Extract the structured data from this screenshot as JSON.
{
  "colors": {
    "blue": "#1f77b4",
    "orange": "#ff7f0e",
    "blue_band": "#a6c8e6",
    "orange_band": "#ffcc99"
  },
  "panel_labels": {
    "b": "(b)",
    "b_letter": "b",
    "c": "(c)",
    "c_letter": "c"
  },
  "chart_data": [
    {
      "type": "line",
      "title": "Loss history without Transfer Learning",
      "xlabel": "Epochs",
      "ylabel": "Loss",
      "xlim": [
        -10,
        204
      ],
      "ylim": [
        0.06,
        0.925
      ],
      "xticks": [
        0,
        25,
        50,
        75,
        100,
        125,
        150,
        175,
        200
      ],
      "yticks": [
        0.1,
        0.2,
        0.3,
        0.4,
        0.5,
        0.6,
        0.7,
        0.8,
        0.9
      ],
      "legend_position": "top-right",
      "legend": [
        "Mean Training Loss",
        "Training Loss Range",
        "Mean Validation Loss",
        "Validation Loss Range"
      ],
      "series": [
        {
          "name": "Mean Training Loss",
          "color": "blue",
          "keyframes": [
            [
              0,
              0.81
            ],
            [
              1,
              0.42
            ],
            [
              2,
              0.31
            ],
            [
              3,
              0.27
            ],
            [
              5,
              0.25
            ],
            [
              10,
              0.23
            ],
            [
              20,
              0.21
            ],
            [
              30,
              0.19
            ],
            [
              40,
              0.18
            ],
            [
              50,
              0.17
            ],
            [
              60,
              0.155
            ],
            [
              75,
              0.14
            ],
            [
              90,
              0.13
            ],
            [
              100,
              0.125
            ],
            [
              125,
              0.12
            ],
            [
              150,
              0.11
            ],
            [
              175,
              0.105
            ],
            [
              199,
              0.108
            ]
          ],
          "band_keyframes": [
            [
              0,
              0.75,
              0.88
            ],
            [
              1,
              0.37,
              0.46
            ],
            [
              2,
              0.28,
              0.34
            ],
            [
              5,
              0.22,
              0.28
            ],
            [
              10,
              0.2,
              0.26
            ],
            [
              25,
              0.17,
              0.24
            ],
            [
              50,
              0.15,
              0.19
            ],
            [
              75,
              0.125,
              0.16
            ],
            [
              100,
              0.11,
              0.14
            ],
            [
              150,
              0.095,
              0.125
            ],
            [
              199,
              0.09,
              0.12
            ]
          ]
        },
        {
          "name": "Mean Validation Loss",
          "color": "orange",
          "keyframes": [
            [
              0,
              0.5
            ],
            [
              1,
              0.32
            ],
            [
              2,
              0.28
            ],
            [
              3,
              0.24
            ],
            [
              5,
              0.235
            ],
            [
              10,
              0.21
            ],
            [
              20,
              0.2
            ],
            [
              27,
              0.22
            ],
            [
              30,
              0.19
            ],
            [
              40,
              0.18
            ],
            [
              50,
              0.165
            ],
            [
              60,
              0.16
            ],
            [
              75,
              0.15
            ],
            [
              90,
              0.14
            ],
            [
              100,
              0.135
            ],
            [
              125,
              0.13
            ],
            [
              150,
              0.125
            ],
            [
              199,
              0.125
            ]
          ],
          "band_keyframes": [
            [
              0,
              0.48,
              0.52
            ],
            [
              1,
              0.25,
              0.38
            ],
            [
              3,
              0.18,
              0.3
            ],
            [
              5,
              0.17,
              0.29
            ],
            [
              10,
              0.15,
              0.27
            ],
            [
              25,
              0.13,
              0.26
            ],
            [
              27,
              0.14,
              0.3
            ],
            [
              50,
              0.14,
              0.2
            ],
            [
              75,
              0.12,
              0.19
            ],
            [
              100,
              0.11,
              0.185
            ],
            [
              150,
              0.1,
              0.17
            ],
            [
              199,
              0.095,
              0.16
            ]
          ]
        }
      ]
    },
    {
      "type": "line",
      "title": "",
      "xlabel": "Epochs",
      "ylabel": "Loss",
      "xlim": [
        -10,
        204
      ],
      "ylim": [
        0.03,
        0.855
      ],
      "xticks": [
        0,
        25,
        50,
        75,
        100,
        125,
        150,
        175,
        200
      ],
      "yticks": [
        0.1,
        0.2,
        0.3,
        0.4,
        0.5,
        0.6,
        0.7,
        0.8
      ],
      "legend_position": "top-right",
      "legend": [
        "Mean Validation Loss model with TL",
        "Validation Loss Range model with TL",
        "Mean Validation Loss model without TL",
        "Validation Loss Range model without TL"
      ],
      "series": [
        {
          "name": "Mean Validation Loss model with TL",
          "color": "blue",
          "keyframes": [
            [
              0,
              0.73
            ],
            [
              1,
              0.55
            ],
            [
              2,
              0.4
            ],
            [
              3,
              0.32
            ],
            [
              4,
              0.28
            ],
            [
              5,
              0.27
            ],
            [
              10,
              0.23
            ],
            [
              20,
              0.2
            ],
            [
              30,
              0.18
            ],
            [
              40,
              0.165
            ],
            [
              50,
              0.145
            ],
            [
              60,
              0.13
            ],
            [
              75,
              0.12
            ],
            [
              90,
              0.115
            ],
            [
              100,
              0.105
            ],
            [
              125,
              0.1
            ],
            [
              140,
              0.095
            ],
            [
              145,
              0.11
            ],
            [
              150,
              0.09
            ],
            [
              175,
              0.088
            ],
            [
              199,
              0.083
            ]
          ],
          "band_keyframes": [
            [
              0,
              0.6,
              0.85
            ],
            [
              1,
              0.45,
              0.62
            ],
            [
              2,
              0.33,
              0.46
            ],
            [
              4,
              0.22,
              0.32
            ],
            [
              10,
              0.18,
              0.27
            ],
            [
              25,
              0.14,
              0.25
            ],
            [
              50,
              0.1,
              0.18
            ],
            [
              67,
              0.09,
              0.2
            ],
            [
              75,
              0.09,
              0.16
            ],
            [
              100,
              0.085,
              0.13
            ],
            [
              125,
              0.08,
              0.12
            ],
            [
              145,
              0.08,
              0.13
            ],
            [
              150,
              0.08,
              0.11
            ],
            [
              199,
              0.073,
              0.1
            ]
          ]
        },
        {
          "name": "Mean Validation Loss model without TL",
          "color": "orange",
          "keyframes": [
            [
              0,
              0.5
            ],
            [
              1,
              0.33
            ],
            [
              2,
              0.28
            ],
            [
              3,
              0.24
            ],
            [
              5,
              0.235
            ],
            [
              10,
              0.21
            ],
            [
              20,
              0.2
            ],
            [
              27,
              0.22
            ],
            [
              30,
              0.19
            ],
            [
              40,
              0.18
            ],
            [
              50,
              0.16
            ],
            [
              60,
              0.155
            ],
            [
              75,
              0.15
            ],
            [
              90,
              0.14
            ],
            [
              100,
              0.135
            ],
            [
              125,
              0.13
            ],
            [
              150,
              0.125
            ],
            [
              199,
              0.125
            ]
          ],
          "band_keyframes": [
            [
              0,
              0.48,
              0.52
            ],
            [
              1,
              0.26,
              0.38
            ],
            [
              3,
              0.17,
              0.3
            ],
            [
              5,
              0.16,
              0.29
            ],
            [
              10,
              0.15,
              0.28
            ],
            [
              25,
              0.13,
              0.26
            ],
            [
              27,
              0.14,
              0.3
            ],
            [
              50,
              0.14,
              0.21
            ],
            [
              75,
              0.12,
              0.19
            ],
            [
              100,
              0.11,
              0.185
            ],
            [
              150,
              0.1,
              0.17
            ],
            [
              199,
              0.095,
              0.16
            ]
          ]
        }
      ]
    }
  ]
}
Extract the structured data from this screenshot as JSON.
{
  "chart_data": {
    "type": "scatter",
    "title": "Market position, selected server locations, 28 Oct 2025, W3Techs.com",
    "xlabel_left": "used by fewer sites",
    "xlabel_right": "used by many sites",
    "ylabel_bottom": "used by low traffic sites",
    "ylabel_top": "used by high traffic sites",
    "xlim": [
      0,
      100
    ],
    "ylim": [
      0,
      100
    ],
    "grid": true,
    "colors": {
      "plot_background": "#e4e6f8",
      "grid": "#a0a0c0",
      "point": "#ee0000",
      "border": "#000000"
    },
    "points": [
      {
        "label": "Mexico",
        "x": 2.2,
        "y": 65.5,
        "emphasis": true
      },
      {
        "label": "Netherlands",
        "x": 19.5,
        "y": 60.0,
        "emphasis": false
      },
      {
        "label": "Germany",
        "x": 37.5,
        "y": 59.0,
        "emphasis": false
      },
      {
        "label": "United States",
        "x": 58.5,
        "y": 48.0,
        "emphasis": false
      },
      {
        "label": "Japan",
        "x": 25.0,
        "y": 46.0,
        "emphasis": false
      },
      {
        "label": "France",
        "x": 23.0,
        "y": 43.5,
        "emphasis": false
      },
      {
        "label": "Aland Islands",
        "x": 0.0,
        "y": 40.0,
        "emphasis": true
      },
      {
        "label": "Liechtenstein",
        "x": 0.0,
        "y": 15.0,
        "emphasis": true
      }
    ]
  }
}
□ □ □ □ □ □ □
#### [WHAT THE TASK REQUIRES]
Check each line of the records for the word "Validation" and extract those that contain it.

#### [ANSWER TO THE EXERCISE]
        "Mean Validation Loss",
        "Validation Loss Range"
          "name": "Mean Validation Loss",
        "Mean Validation Loss model with TL",
        "Validation Loss Range model with TL",
        "Mean Validation Loss model without TL",
        "Validation Loss Range model without TL"
          "name": "Mean Validation Loss model with TL",
          "name": "Mean Validation Loss model without TL",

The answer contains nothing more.